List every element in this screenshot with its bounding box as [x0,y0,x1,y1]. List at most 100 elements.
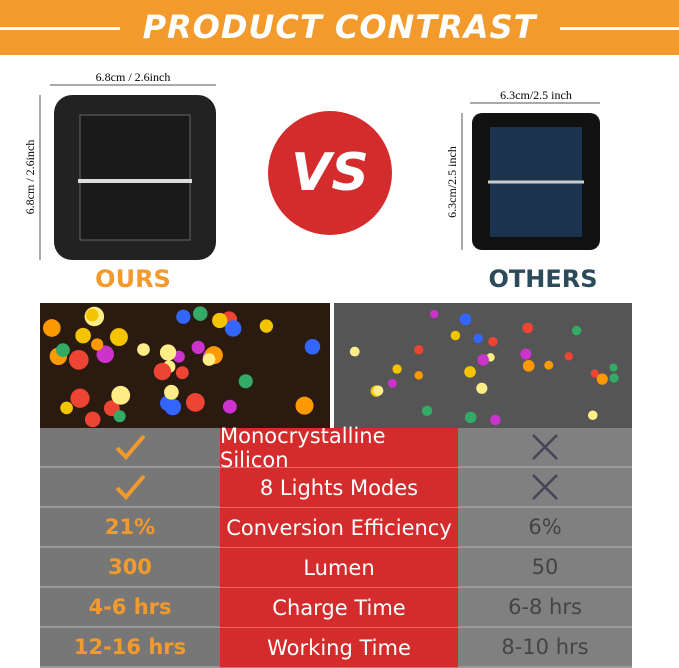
check-icon [115,434,146,460]
bulb [349,346,360,357]
bulb [544,360,554,370]
width-label: 6.3cm/2.5 inch [500,88,572,102]
bulb [295,396,314,415]
bulb [596,373,608,385]
bulb [224,320,242,337]
bulb [564,352,573,361]
bulb [159,344,177,361]
bulb [387,378,397,388]
check-icon [115,474,146,500]
feature-cell: Working Time [220,628,458,668]
bulb [414,371,424,380]
bulb [176,309,191,324]
others-cell: 6% [458,508,632,548]
bulb [56,343,70,358]
bulb [137,343,150,356]
others-cell [458,428,632,468]
ours-label: OURS [95,265,171,293]
bulb [192,306,208,321]
bulb [96,345,114,364]
others-cell [458,468,632,508]
bulb [60,401,73,415]
bulb [459,313,472,326]
ours-cell: 21% [40,508,220,548]
rule [0,27,120,30]
bulb [450,330,461,341]
cross-icon [532,474,558,500]
bulb [164,384,179,400]
bulb [414,345,424,355]
bulb [153,362,172,381]
table-row: 12-16 hrs Working Time 8-10 hrs [40,628,632,668]
bulb [222,399,237,414]
bulb [609,363,618,372]
comparison-table: Monocrystalline Silicon 8 Lights Modes 21%… [40,424,632,668]
others-cell: 50 [458,548,632,588]
bulb [522,322,534,334]
height-label: 6.3cm/2.5 inch [445,146,459,218]
bulb [464,411,477,424]
others-cell: 8-10 hrs [458,628,632,668]
table-row: 8 Lights Modes [40,468,632,508]
bulb [111,385,131,405]
others-label: OTHERS [488,265,597,293]
bulb [191,340,205,354]
feature-cell: Conversion Efficiency [220,508,458,548]
bulb [373,385,384,396]
bulb [490,414,501,426]
compare-panel: VS 6.8cm / 2.6inch 6.8cm / 2.6inch 6.3cm… [23,70,600,293]
bulb [477,354,489,366]
cross-icon [532,434,558,460]
bulb [109,328,128,347]
bulb [164,398,182,416]
bulb [609,373,619,383]
feature-cell: Monocrystalline Silicon [220,424,458,472]
vs-text: VS [291,143,369,203]
table-row: Monocrystalline Silicon [40,424,632,472]
bulb [202,353,216,366]
bulb [43,319,61,337]
table-row: 300 Lumen 50 [40,548,632,588]
table-row: 21% Conversion Efficiency 6% [40,508,632,548]
feature-cell: 8 Lights Modes [220,468,458,508]
bulb [587,410,598,421]
title: PRODUCT CONTRAST [142,8,537,46]
photos [40,303,632,428]
others-cell: 6-8 hrs [458,588,632,628]
rule [560,27,679,30]
bulb [238,374,253,389]
bulb [590,369,599,378]
bulb [392,364,402,374]
bulb [85,308,99,322]
bulb [464,366,476,378]
bulb [476,382,488,394]
bulb [212,312,228,329]
bulb [84,411,101,428]
bulb [571,325,582,336]
vs-badge [268,111,392,235]
feature-cell: Charge Time [220,588,458,628]
header: PRODUCT CONTRAST [0,0,679,55]
solar-cell [79,114,191,241]
ours-cell [40,468,220,508]
bulb [75,327,91,344]
ours-cell: 300 [40,548,220,588]
feature-cell: Lumen [220,548,458,588]
bulb [259,319,274,333]
ours-cell: 4-6 hrs [40,588,220,628]
bulb [70,388,90,408]
bulb [430,309,439,319]
bulb [520,348,532,360]
ours-cell [40,428,220,468]
bulb [488,337,498,347]
bulb [186,393,205,412]
table-row: 4-6 hrs Charge Time 6-8 hrs [40,588,632,628]
width-label: 6.8cm / 2.6inch [96,70,171,84]
bulb [473,333,483,344]
bulb [522,360,535,372]
height-label: 6.8cm / 2.6inch [23,140,37,215]
bulb [175,366,189,380]
bulb [421,405,433,417]
bulb [68,350,89,370]
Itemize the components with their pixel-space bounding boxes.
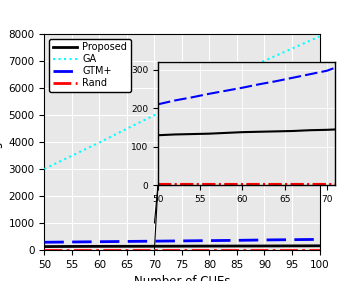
Rand xyxy=(207,248,212,251)
Rand xyxy=(180,248,184,251)
Proposed xyxy=(317,244,322,248)
GTM+ xyxy=(42,241,47,244)
GTM+ xyxy=(70,240,74,244)
GA xyxy=(180,100,184,103)
X-axis label: Number of CUEs: Number of CUEs xyxy=(134,275,230,281)
GA xyxy=(152,114,157,117)
Proposed xyxy=(152,244,157,248)
Proposed xyxy=(42,245,47,248)
Proposed xyxy=(290,244,294,248)
GTM+ xyxy=(235,239,239,242)
Proposed xyxy=(207,244,212,248)
GTM+ xyxy=(125,240,129,243)
Rand xyxy=(42,248,47,251)
GA xyxy=(207,86,212,90)
GA xyxy=(97,141,102,144)
Rand xyxy=(70,248,74,251)
Rand xyxy=(152,248,157,251)
Line: GA: GA xyxy=(44,37,320,169)
GTM+ xyxy=(317,238,322,241)
Proposed xyxy=(125,245,129,248)
Rand xyxy=(262,248,267,251)
GTM+ xyxy=(290,238,294,241)
GA xyxy=(290,47,294,50)
Proposed xyxy=(97,245,102,248)
Rand xyxy=(125,248,129,251)
Line: GTM+: GTM+ xyxy=(44,239,320,242)
GTM+ xyxy=(97,240,102,243)
Proposed xyxy=(235,244,239,248)
GTM+ xyxy=(152,239,157,243)
GA xyxy=(125,127,129,130)
Rand xyxy=(97,248,102,251)
Rand xyxy=(235,248,239,251)
GA xyxy=(317,35,322,38)
GTM+ xyxy=(262,238,267,242)
Rand xyxy=(317,248,322,251)
Rand xyxy=(290,248,294,251)
GA xyxy=(235,72,239,76)
GA xyxy=(42,167,47,171)
Legend: Proposed, GA, GTM+, Rand: Proposed, GA, GTM+, Rand xyxy=(49,38,131,92)
GTM+ xyxy=(207,239,212,242)
GA xyxy=(262,59,267,62)
Y-axis label: Processing time (ms): Processing time (ms) xyxy=(0,80,3,204)
GA xyxy=(70,154,74,157)
Proposed xyxy=(262,244,267,248)
Proposed xyxy=(70,245,74,248)
GTM+ xyxy=(180,239,184,243)
Proposed xyxy=(180,244,184,248)
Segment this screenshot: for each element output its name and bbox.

• [WHAT NEEDS TO BE DONE] Copy out every row above word for word, leaving out the pictures.

• [REPLY]
List every element in this screenshot with its bounding box as [x0,y0,x1,y1]. List at most 100 elements.
check-icon [115,434,146,460]
bulb [349,346,360,357]
bulb [544,360,554,370]
width-label: 6.3cm/2.5 inch [500,88,572,102]
bulb [295,396,314,415]
bulb [596,373,608,385]
bulb [224,320,242,337]
bulb [564,352,573,361]
bulb [159,344,177,361]
bulb [387,378,397,388]
check-icon [115,474,146,500]
feature-cell: Working Time [220,628,458,668]
bulb [414,371,424,380]
bulb [176,309,191,324]
others-cell: 6% [458,508,632,548]
bulb [56,343,70,358]
bulb [137,343,150,356]
others-cell [458,428,632,468]
ours-label: OURS [95,265,171,293]
bulb [192,306,208,321]
bulb [96,345,114,364]
others-cell [458,468,632,508]
bulb [60,401,73,415]
bulb [459,313,472,326]
ours-cell: 21% [40,508,220,548]
rule [0,27,120,30]
bulb [450,330,461,341]
cross-icon [532,474,558,500]
bulb [164,384,179,400]
bulb [414,345,424,355]
bulb [153,362,172,381]
table-row: 12-16 hrs Working Time 8-10 hrs [40,628,632,668]
bulb [222,399,237,414]
bulb [609,363,618,372]
comparison-table: Monocrystalline Silicon 8 Lights Modes 21%… [40,424,632,668]
others-cell: 50 [458,548,632,588]
bulb [522,322,534,334]
height-label: 6.3cm/2.5 inch [445,146,459,218]
bulb [464,411,477,424]
others-cell: 8-10 hrs [458,628,632,668]
table-row: 8 Lights Modes [40,468,632,508]
bulb [111,385,131,405]
others-label: OTHERS [488,265,597,293]
bulb [191,340,205,354]
feature-cell: Conversion Efficiency [220,508,458,548]
bulb [373,385,384,396]
bulb [490,414,501,426]
compare-panel: VS 6.8cm / 2.6inch 6.8cm / 2.6inch 6.3cm… [23,70,600,293]
bulb [477,354,489,366]
cross-icon [532,434,558,460]
bulb [109,328,128,347]
bulb [164,398,182,416]
bulb [609,373,619,383]
feature-cell: Monocrystalline Silicon [220,424,458,472]
vs-text: VS [291,143,369,203]
table-row: Monocrystalline Silicon [40,424,632,472]
bulb [202,353,216,366]
bulb [43,319,61,337]
table-row: 300 Lumen 50 [40,548,632,588]
table-row: 21% Conversion Efficiency 6% [40,508,632,548]
feature-cell: 8 Lights Modes [220,468,458,508]
bulb [587,410,598,421]
title: PRODUCT CONTRAST [142,8,537,46]
photos [40,303,632,428]
others-cell: 6-8 hrs [458,588,632,628]
rule [560,27,679,30]
bulb [238,374,253,389]
bulb [590,369,599,378]
bulb [392,364,402,374]
bulb [85,308,99,322]
bulb [464,366,476,378]
bulb [476,382,488,394]
bulb [212,312,228,329]
bulb [84,411,101,428]
bulb [571,325,582,336]
vs-badge [268,111,392,235]
feature-cell: Charge Time [220,588,458,628]
header: PRODUCT CONTRAST [0,0,679,55]
solar-cell [79,114,191,241]
ours-cell [40,468,220,508]
bulb [75,327,91,344]
ours-cell: 300 [40,548,220,588]
feature-cell: Lumen [220,548,458,588]
bulb [259,319,274,333]
ours-cell: 4-6 hrs [40,588,220,628]
bulb [70,388,90,408]
bulb [430,309,439,319]
bulb [520,348,532,360]
ours-cell [40,428,220,468]
bulb [488,337,498,347]
bulb [186,393,205,412]
table-row: 4-6 hrs Charge Time 6-8 hrs [40,588,632,628]
width-label: 6.8cm / 2.6inch [96,70,171,84]
bulb [473,333,483,344]
bulb [522,360,535,372]
height-label: 6.8cm / 2.6inch [23,140,37,215]
bulb [175,366,189,380]
bulb [421,405,433,417]
bulb [68,350,89,370]
Itemize the components with their pixel-space bounding boxes.
Rand xyxy=(207,248,212,251)
Rand xyxy=(180,248,184,251)
Proposed xyxy=(317,244,322,248)
GTM+ xyxy=(42,241,47,244)
GTM+ xyxy=(70,240,74,244)
GA xyxy=(180,100,184,103)
X-axis label: Number of CUEs: Number of CUEs xyxy=(134,275,230,281)
GA xyxy=(152,114,157,117)
Proposed xyxy=(152,244,157,248)
Proposed xyxy=(42,245,47,248)
Proposed xyxy=(290,244,294,248)
GTM+ xyxy=(235,239,239,242)
Proposed xyxy=(207,244,212,248)
GTM+ xyxy=(125,240,129,243)
Rand xyxy=(42,248,47,251)
GA xyxy=(207,86,212,90)
GA xyxy=(97,141,102,144)
Rand xyxy=(70,248,74,251)
Rand xyxy=(152,248,157,251)
Line: GA: GA xyxy=(44,37,320,169)
GTM+ xyxy=(317,238,322,241)
Proposed xyxy=(125,245,129,248)
Rand xyxy=(262,248,267,251)
GTM+ xyxy=(290,238,294,241)
GA xyxy=(290,47,294,50)
Proposed xyxy=(97,245,102,248)
Rand xyxy=(125,248,129,251)
Line: GTM+: GTM+ xyxy=(44,239,320,242)
GTM+ xyxy=(97,240,102,243)
Proposed xyxy=(235,244,239,248)
GTM+ xyxy=(152,239,157,243)
GA xyxy=(125,127,129,130)
Rand xyxy=(97,248,102,251)
Rand xyxy=(235,248,239,251)
GA xyxy=(317,35,322,38)
GTM+ xyxy=(262,238,267,242)
Rand xyxy=(317,248,322,251)
Rand xyxy=(290,248,294,251)
GA xyxy=(235,72,239,76)
GA xyxy=(42,167,47,171)
Legend: Proposed, GA, GTM+, Rand: Proposed, GA, GTM+, Rand xyxy=(49,38,131,92)
GTM+ xyxy=(207,239,212,242)
GA xyxy=(262,59,267,62)
Y-axis label: Processing time (ms): Processing time (ms) xyxy=(0,80,3,204)
GA xyxy=(70,154,74,157)
Proposed xyxy=(262,244,267,248)
Proposed xyxy=(70,245,74,248)
GTM+ xyxy=(180,239,184,243)
Proposed xyxy=(180,244,184,248)
Segment this screenshot: for each element output its name and bbox.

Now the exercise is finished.